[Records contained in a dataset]

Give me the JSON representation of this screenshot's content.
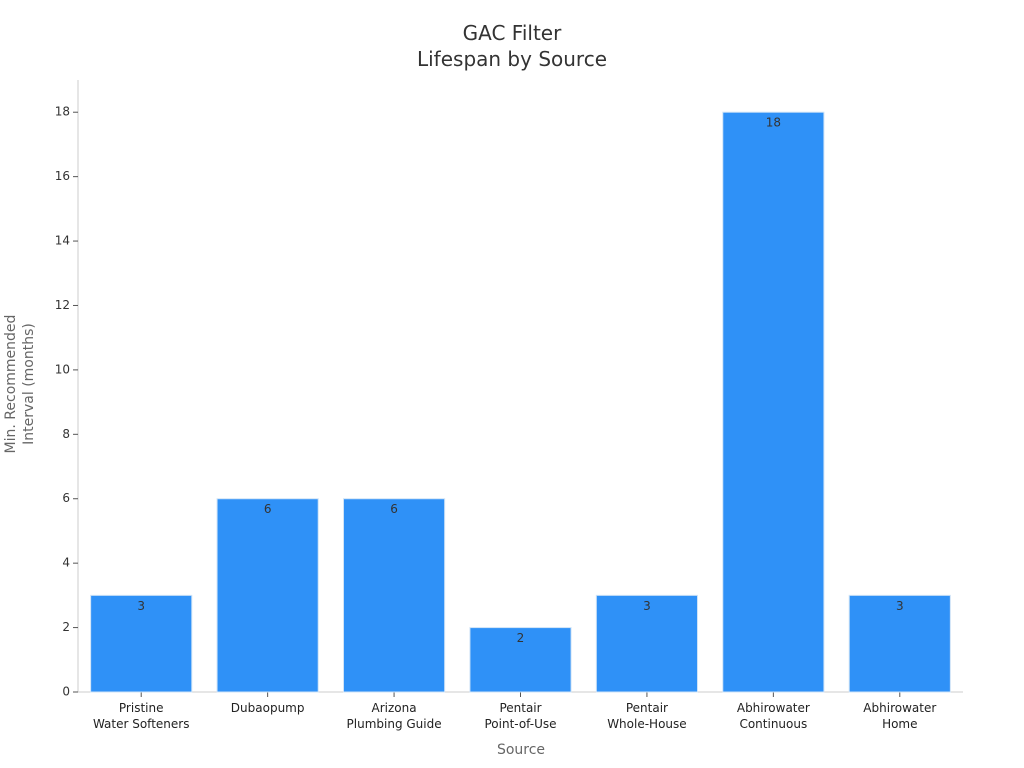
{
  "chart_data": {
    "type": "bar",
    "title": "GAC Filter\nLifespan by Source",
    "x_label": "Source",
    "y_label": "Min. Recommended\nInterval (months)",
    "categories": [
      "Pristine\nWater Softeners",
      "Dubaopump",
      "Arizona\nPlumbing Guide",
      "Pentair\nPoint-of-Use",
      "Pentair\nWhole-House",
      "Abhirowater\nContinuous",
      "Abhirowater\nHome"
    ],
    "values": [
      3,
      6,
      6,
      2,
      3,
      18,
      3
    ],
    "color": "#2f91f7",
    "ylim": [
      0,
      19
    ],
    "yticks": [
      0,
      2,
      4,
      6,
      8,
      10,
      12,
      14,
      16,
      18
    ],
    "grid": false
  }
}
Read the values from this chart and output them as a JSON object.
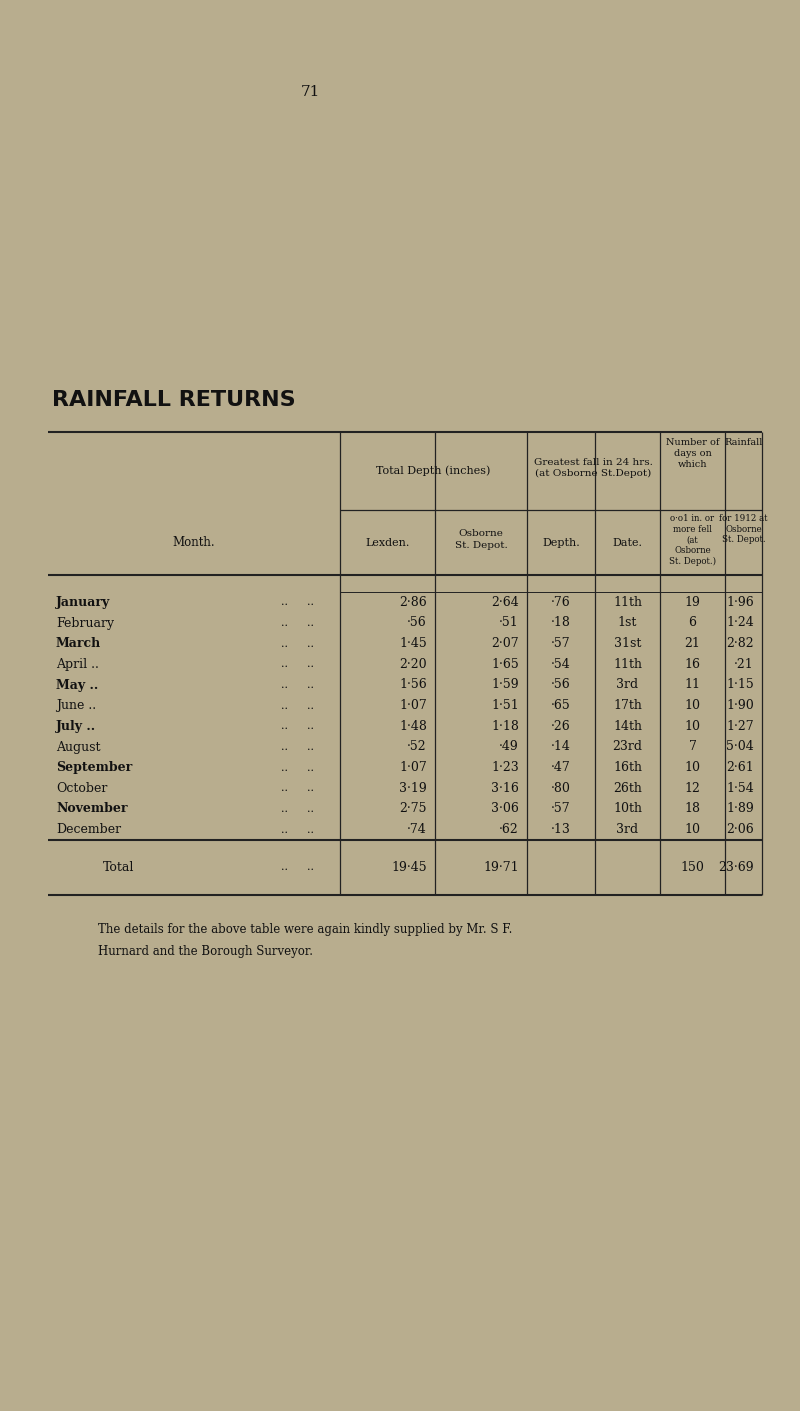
{
  "page_number": "71",
  "title": "RAINFALL RETURNS",
  "bg_color": "#b8ad8e",
  "text_color": "#111111",
  "months": [
    "January",
    "February",
    "March",
    "April ..",
    "May ..",
    "June ..",
    "July ..",
    "August",
    "September",
    "October",
    "November",
    "December"
  ],
  "months_bold": [
    true,
    false,
    true,
    false,
    true,
    false,
    true,
    false,
    true,
    false,
    true,
    false
  ],
  "lexden": [
    "2·86",
    "·56",
    "1·45",
    "2·20",
    "1·56",
    "1·07",
    "1·48",
    "·52",
    "1·07",
    "3·19",
    "2·75",
    "·74"
  ],
  "osborne_depot": [
    "2·64",
    "·51",
    "2·07",
    "1·65",
    "1·59",
    "1·51",
    "1·18",
    "·49",
    "1·23",
    "3·16",
    "3·06",
    "·62"
  ],
  "depth": [
    "·76",
    "·18",
    "·57",
    "·54",
    "·56",
    "·65",
    "·26",
    "·14",
    "·47",
    "·80",
    "·57",
    "·13"
  ],
  "date": [
    "11th",
    "1st",
    "31st",
    "11th",
    "3rd",
    "17th",
    "14th",
    "23rd",
    "16th",
    "26th",
    "10th",
    "3rd"
  ],
  "num_days": [
    "19",
    "6",
    "21",
    "16",
    "11",
    "10",
    "10",
    "7",
    "10",
    "12",
    "18",
    "10"
  ],
  "rainfall_1912": [
    "1·96",
    "1·24",
    "2·82",
    "·21",
    "1·15",
    "1·90",
    "1·27",
    "5·04",
    "2·61",
    "1·54",
    "1·89",
    "2·06"
  ],
  "total_lexden": "19·45",
  "total_osborne": "19·71",
  "total_days": "150",
  "total_rainfall": "23·69",
  "footnote_line1": "The details for the above table were again kindly supplied by Mr. S F.",
  "footnote_line2": "Hurnard and the Borough Surveyor."
}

* WHAT IS BEING ASKED *
Word for word, quote the full listing, omitting every picture.

* ANSWER TO THIS TASK *
Give me the JSON representation of this screenshot's content.
{
  "chart_data": {
    "type": "bar",
    "title": "GAC Filter\nLifespan by Source",
    "x_label": "Source",
    "y_label": "Min. Recommended\nInterval (months)",
    "categories": [
      "Pristine\nWater Softeners",
      "Dubaopump",
      "Arizona\nPlumbing Guide",
      "Pentair\nPoint-of-Use",
      "Pentair\nWhole-House",
      "Abhirowater\nContinuous",
      "Abhirowater\nHome"
    ],
    "values": [
      3,
      6,
      6,
      2,
      3,
      18,
      3
    ],
    "color": "#2f91f7",
    "ylim": [
      0,
      19
    ],
    "yticks": [
      0,
      2,
      4,
      6,
      8,
      10,
      12,
      14,
      16,
      18
    ],
    "grid": false
  }
}
Read the values from this chart and output them as a JSON object.
{
  "page_number": "71",
  "title": "RAINFALL RETURNS",
  "bg_color": "#b8ad8e",
  "text_color": "#111111",
  "months": [
    "January",
    "February",
    "March",
    "April ..",
    "May ..",
    "June ..",
    "July ..",
    "August",
    "September",
    "October",
    "November",
    "December"
  ],
  "months_bold": [
    true,
    false,
    true,
    false,
    true,
    false,
    true,
    false,
    true,
    false,
    true,
    false
  ],
  "lexden": [
    "2·86",
    "·56",
    "1·45",
    "2·20",
    "1·56",
    "1·07",
    "1·48",
    "·52",
    "1·07",
    "3·19",
    "2·75",
    "·74"
  ],
  "osborne_depot": [
    "2·64",
    "·51",
    "2·07",
    "1·65",
    "1·59",
    "1·51",
    "1·18",
    "·49",
    "1·23",
    "3·16",
    "3·06",
    "·62"
  ],
  "depth": [
    "·76",
    "·18",
    "·57",
    "·54",
    "·56",
    "·65",
    "·26",
    "·14",
    "·47",
    "·80",
    "·57",
    "·13"
  ],
  "date": [
    "11th",
    "1st",
    "31st",
    "11th",
    "3rd",
    "17th",
    "14th",
    "23rd",
    "16th",
    "26th",
    "10th",
    "3rd"
  ],
  "num_days": [
    "19",
    "6",
    "21",
    "16",
    "11",
    "10",
    "10",
    "7",
    "10",
    "12",
    "18",
    "10"
  ],
  "rainfall_1912": [
    "1·96",
    "1·24",
    "2·82",
    "·21",
    "1·15",
    "1·90",
    "1·27",
    "5·04",
    "2·61",
    "1·54",
    "1·89",
    "2·06"
  ],
  "total_lexden": "19·45",
  "total_osborne": "19·71",
  "total_days": "150",
  "total_rainfall": "23·69",
  "footnote_line1": "The details for the above table were again kindly supplied by Mr. S F.",
  "footnote_line2": "Hurnard and the Borough Surveyor."
}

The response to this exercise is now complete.